* Work required
Copy the full set of lines exactly as given.

* Supplied data
----------------
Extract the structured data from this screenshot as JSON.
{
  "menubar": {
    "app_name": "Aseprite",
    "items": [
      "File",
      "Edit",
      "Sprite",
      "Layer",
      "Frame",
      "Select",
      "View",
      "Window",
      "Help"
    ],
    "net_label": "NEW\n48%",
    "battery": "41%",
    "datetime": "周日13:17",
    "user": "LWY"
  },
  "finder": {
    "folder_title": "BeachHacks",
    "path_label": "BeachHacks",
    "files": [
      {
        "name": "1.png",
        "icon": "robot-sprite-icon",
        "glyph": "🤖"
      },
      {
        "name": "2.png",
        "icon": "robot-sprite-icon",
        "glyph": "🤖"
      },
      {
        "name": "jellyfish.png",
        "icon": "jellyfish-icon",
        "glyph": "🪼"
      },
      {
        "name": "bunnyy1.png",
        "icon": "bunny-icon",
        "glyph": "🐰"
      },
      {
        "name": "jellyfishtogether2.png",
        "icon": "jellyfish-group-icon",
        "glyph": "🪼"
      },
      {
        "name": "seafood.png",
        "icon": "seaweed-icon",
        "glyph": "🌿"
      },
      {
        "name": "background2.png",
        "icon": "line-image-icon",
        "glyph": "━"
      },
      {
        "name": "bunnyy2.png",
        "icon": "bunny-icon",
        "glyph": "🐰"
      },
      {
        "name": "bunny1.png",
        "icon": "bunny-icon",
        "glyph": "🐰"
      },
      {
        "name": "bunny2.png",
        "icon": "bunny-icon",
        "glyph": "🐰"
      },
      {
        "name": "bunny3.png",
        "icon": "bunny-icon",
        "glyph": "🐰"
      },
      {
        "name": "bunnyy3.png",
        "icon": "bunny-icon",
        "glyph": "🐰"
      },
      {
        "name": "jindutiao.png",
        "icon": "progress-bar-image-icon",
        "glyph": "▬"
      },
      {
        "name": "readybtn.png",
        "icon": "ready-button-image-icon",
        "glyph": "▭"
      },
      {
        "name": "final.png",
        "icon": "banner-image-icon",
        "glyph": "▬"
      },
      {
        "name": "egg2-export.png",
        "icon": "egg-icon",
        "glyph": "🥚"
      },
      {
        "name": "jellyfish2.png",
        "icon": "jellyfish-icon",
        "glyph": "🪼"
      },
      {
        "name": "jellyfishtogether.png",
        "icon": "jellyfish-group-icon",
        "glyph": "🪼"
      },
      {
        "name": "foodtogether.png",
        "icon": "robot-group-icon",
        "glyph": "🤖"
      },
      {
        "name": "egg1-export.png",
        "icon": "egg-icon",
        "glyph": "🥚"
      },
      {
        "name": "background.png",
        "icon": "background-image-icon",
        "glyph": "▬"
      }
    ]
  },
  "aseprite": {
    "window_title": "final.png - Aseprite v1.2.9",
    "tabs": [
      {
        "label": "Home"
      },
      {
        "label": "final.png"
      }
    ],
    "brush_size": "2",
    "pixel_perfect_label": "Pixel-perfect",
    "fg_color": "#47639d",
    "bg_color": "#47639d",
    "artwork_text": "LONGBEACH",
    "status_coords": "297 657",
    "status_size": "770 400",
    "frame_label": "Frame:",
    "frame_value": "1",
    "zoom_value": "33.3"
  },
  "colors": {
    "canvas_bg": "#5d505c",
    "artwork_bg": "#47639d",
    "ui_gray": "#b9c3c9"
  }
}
----------------
* Exercise result
Extract the structured data from this screenshot as JSON.
{
  "menubar": {
    "app_name": "Aseprite",
    "items": [
      "File",
      "Edit",
      "Sprite",
      "Layer",
      "Frame",
      "Select",
      "View",
      "Window",
      "Help"
    ],
    "net_label": "NEW\n48%",
    "battery": "41%",
    "datetime": "周日13:17",
    "user": "LWY"
  },
  "finder": {
    "folder_title": "BeachHacks",
    "path_label": "BeachHacks",
    "files": [
      {
        "name": "1.png",
        "icon": "robot-sprite-icon",
        "glyph": "🤖"
      },
      {
        "name": "2.png",
        "icon": "robot-sprite-icon",
        "glyph": "🤖"
      },
      {
        "name": "jellyfish.png",
        "icon": "jellyfish-icon",
        "glyph": "🪼"
      },
      {
        "name": "bunnyy1.png",
        "icon": "bunny-icon",
        "glyph": "🐰"
      },
      {
        "name": "jellyfishtogether2.png",
        "icon": "jellyfish-group-icon",
        "glyph": "🪼"
      },
      {
        "name": "seafood.png",
        "icon": "seaweed-icon",
        "glyph": "🌿"
      },
      {
        "name": "background2.png",
        "icon": "line-image-icon",
        "glyph": "━"
      },
      {
        "name": "bunnyy2.png",
        "icon": "bunny-icon",
        "glyph": "🐰"
      },
      {
        "name": "bunny1.png",
        "icon": "bunny-icon",
        "glyph": "🐰"
      },
      {
        "name": "bunny2.png",
        "icon": "bunny-icon",
        "glyph": "🐰"
      },
      {
        "name": "bunny3.png",
        "icon": "bunny-icon",
        "glyph": "🐰"
      },
      {
        "name": "bunnyy3.png",
        "icon": "bunny-icon",
        "glyph": "🐰"
      },
      {
        "name": "jindutiao.png",
        "icon": "progress-bar-image-icon",
        "glyph": "▬"
      },
      {
        "name": "readybtn.png",
        "icon": "ready-button-image-icon",
        "glyph": "▭"
      },
      {
        "name": "final.png",
        "icon": "banner-image-icon",
        "glyph": "▬"
      },
      {
        "name": "egg2-export.png",
        "icon": "egg-icon",
        "glyph": "🥚"
      },
      {
        "name": "jellyfish2.png",
        "icon": "jellyfish-icon",
        "glyph": "🪼"
      },
      {
        "name": "jellyfishtogether.png",
        "icon": "jellyfish-group-icon",
        "glyph": "🪼"
      },
      {
        "name": "foodtogether.png",
        "icon": "robot-group-icon",
        "glyph": "🤖"
      },
      {
        "name": "egg1-export.png",
        "icon": "egg-icon",
        "glyph": "🥚"
      },
      {
        "name": "background.png",
        "icon": "background-image-icon",
        "glyph": "▬"
      }
    ]
  },
  "aseprite": {
    "window_title": "final.png - Aseprite v1.2.9",
    "tabs": [
      {
        "label": "Home"
      },
      {
        "label": "final.png"
      }
    ],
    "brush_size": "2",
    "pixel_perfect_label": "Pixel-perfect",
    "fg_color": "#47639d",
    "bg_color": "#47639d",
    "artwork_text": "LONGBEACH",
    "status_coords": "297 657",
    "status_size": "770 400",
    "frame_label": "Frame:",
    "frame_value": "1",
    "zoom_value": "33.3"
  },
  "colors": {
    "canvas_bg": "#5d505c",
    "artwork_bg": "#47639d",
    "ui_gray": "#b9c3c9"
  }
}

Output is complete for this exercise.